AVAILABLE DATA:
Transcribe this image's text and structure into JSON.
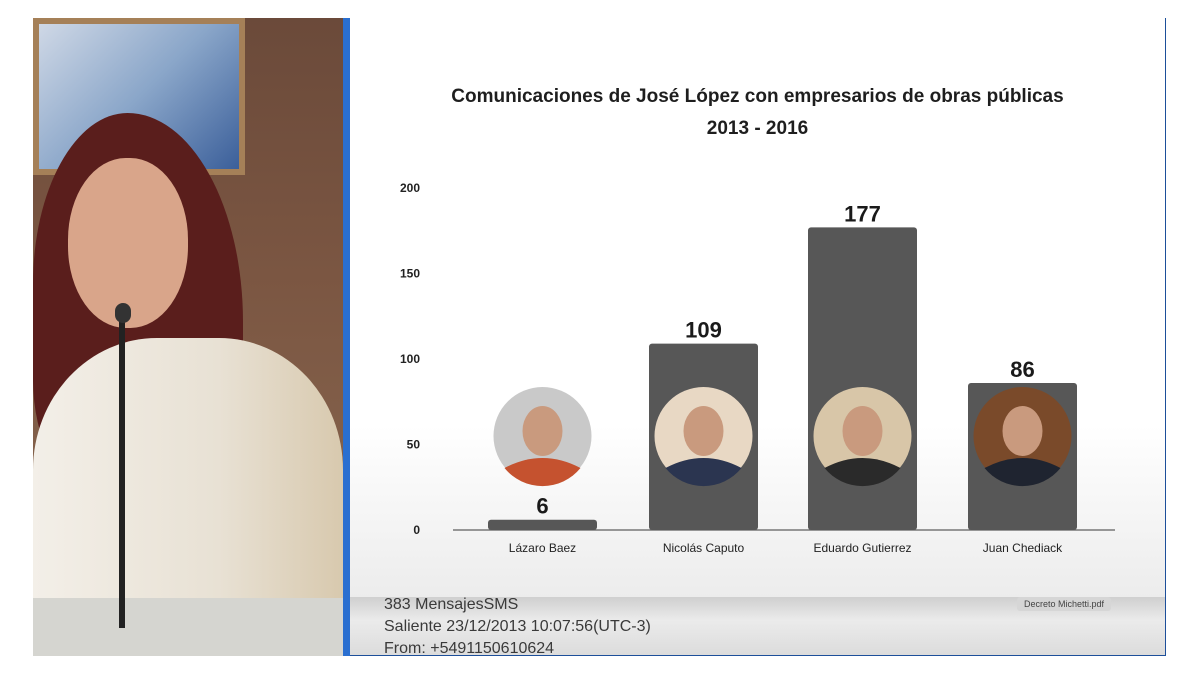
{
  "slide": {
    "footer_lines": [
      "383 MensajesSMS",
      "Saliente 23/12/2013 10:07:56(UTC-3)",
      "From: +5491150610624"
    ],
    "pdf_tab": "Decreto Michetti.pdf"
  },
  "chart_data": {
    "type": "bar",
    "title": "Comunicaciones de José López con empresarios de obras públicas",
    "subtitle": "2013 - 2016",
    "categories": [
      "Lázaro Baez",
      "Nicolás Caputo",
      "Eduardo Gutierrez",
      "Juan Chediack"
    ],
    "values": [
      6,
      109,
      177,
      86
    ],
    "data_labels": [
      "6",
      "109",
      "177",
      "86"
    ],
    "yticks": [
      "0",
      "50",
      "100",
      "150",
      "200"
    ],
    "ylim": [
      0,
      200
    ],
    "xlabel": "",
    "ylabel": "",
    "grid": false,
    "bar_color": "#575757",
    "portraits": true
  }
}
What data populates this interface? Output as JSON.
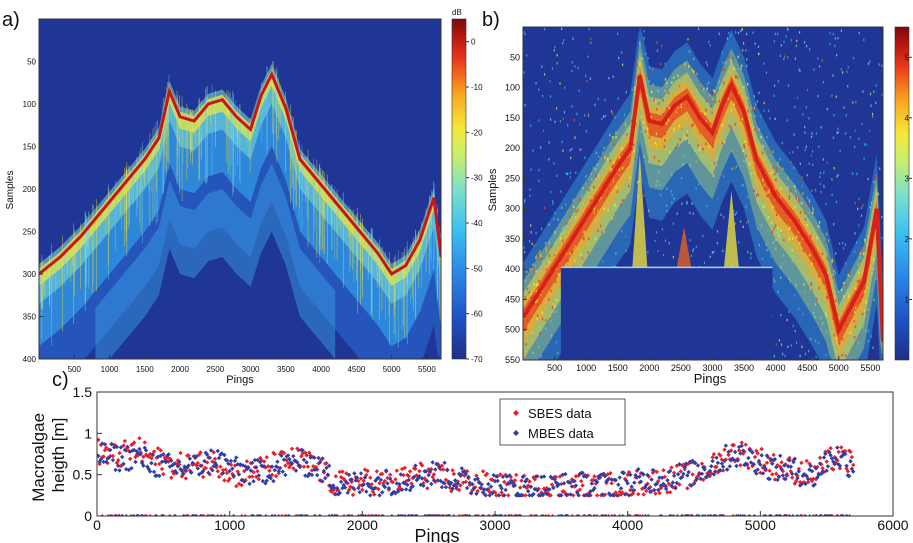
{
  "panel_labels": {
    "a": "a)",
    "b": "b)",
    "c": "c)"
  },
  "colors": {
    "background_blue": "#1f3696",
    "colormap": [
      "#1f2f8a",
      "#1f52c4",
      "#2a86e6",
      "#3bc0f2",
      "#7ee0c8",
      "#c8f06a",
      "#f5e83a",
      "#f9a51f",
      "#ea3a1c",
      "#b5150f",
      "#7a0b0a"
    ],
    "sbes": "#e8202a",
    "mbes": "#2f3fa5"
  },
  "chart_data": [
    {
      "type": "heatmap",
      "panel": "a)",
      "xlabel": "Pings",
      "ylabel": "Samples",
      "xlim": [
        0,
        5700
      ],
      "ylim": [
        400,
        0
      ],
      "xticks": [
        500,
        1000,
        1500,
        2000,
        2500,
        3000,
        3500,
        4000,
        4500,
        5000,
        5500
      ],
      "yticks": [
        50,
        100,
        150,
        200,
        250,
        300,
        350,
        400
      ],
      "colorbar": {
        "unit": "dB",
        "range": [
          -70,
          5
        ],
        "ticks": [
          0,
          -10,
          -20,
          -30,
          -40,
          -50,
          -60,
          -70
        ],
        "tick_labels": [
          "0",
          "-10",
          "-20",
          "-30",
          "-40",
          "-50",
          "-60",
          "-70"
        ]
      },
      "seafloor_trace": {
        "x": [
          0,
          300,
          600,
          900,
          1200,
          1500,
          1700,
          1850,
          2000,
          2200,
          2400,
          2600,
          2800,
          3000,
          3150,
          3300,
          3500,
          3700,
          4000,
          4300,
          4600,
          4800,
          5000,
          5200,
          5400,
          5600,
          5700
        ],
        "y": [
          300,
          280,
          255,
          225,
          195,
          165,
          140,
          85,
          115,
          120,
          100,
          95,
          115,
          130,
          90,
          65,
          105,
          165,
          195,
          225,
          255,
          275,
          300,
          290,
          260,
          210,
          280
        ]
      }
    },
    {
      "type": "heatmap",
      "panel": "b)",
      "xlabel": "Pings",
      "ylabel": "Samples",
      "xlim": [
        0,
        5700
      ],
      "ylim": [
        550,
        0
      ],
      "xticks": [
        500,
        1000,
        1500,
        2000,
        2500,
        3000,
        3500,
        4000,
        4500,
        5000,
        5500
      ],
      "yticks": [
        50,
        100,
        150,
        200,
        250,
        300,
        350,
        400,
        450,
        500,
        550
      ],
      "colorbar": {
        "range": [
          0,
          5.5
        ],
        "ticks": [
          1,
          2,
          3,
          4,
          5
        ],
        "tick_labels": [
          "1",
          "2",
          "3",
          "4",
          "5"
        ]
      },
      "masked_region": {
        "x": [
          600,
          3950
        ],
        "y": [
          397,
          550
        ]
      },
      "seafloor_trace": {
        "x": [
          0,
          300,
          600,
          900,
          1200,
          1500,
          1700,
          1850,
          2000,
          2200,
          2400,
          2600,
          2800,
          3000,
          3150,
          3300,
          3500,
          3700,
          4000,
          4300,
          4600,
          4800,
          5000,
          5200,
          5400,
          5600,
          5700
        ],
        "y": [
          480,
          430,
          380,
          330,
          280,
          230,
          200,
          80,
          155,
          160,
          130,
          115,
          150,
          175,
          130,
          95,
          140,
          220,
          280,
          320,
          370,
          410,
          500,
          460,
          420,
          300,
          520
        ]
      }
    },
    {
      "type": "scatter",
      "panel": "c)",
      "xlabel": "Pings",
      "ylabel": "Macroalgae heigth [m]",
      "xlim": [
        0,
        6000
      ],
      "ylim": [
        0,
        1.5
      ],
      "xticks": [
        0,
        1000,
        2000,
        3000,
        4000,
        5000,
        6000
      ],
      "yticks": [
        0,
        0.5,
        1,
        1.5
      ],
      "ytick_labels": [
        "0",
        "0.5",
        "1",
        "1.5"
      ],
      "legend": "top-center",
      "series": [
        {
          "name": "SBES data",
          "trend_x": [
            0,
            150,
            300,
            450,
            600,
            750,
            900,
            1050,
            1200,
            1350,
            1500,
            1650,
            1800,
            1950,
            2100,
            2250,
            2400,
            2550,
            2700,
            2850,
            3000,
            3150,
            3300,
            3450,
            3600,
            3750,
            3900,
            4050,
            4200,
            4350,
            4500,
            4650,
            4800,
            4950,
            5100,
            5250,
            5400,
            5550,
            5700
          ],
          "trend_y": [
            0.78,
            0.72,
            0.8,
            0.68,
            0.6,
            0.62,
            0.65,
            0.5,
            0.55,
            0.62,
            0.68,
            0.6,
            0.38,
            0.4,
            0.42,
            0.4,
            0.5,
            0.48,
            0.42,
            0.4,
            0.36,
            0.34,
            0.34,
            0.36,
            0.36,
            0.35,
            0.37,
            0.4,
            0.42,
            0.45,
            0.5,
            0.6,
            0.78,
            0.72,
            0.6,
            0.55,
            0.5,
            0.7,
            0.65
          ]
        },
        {
          "name": "MBES data",
          "trend_x": [
            0,
            150,
            300,
            450,
            600,
            750,
            900,
            1050,
            1200,
            1350,
            1500,
            1650,
            1800,
            1950,
            2100,
            2250,
            2400,
            2550,
            2700,
            2850,
            3000,
            3150,
            3300,
            3450,
            3600,
            3750,
            3900,
            4050,
            4200,
            4350,
            4500,
            4650,
            4800,
            4950,
            5100,
            5250,
            5400,
            5550,
            5700
          ],
          "trend_y": [
            0.75,
            0.7,
            0.72,
            0.62,
            0.58,
            0.6,
            0.7,
            0.55,
            0.52,
            0.58,
            0.65,
            0.62,
            0.4,
            0.38,
            0.4,
            0.42,
            0.48,
            0.52,
            0.45,
            0.4,
            0.38,
            0.34,
            0.35,
            0.35,
            0.38,
            0.36,
            0.38,
            0.4,
            0.45,
            0.48,
            0.52,
            0.62,
            0.75,
            0.68,
            0.58,
            0.55,
            0.48,
            0.75,
            0.6
          ]
        }
      ]
    }
  ]
}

THE EXERCISE: List all lines above in which the string "type" appears.

ANSWER FOR THE TASK:
    "type": "bar",
      "type": "heatmap",
      "type": "heatmap",
      "type": "scatter",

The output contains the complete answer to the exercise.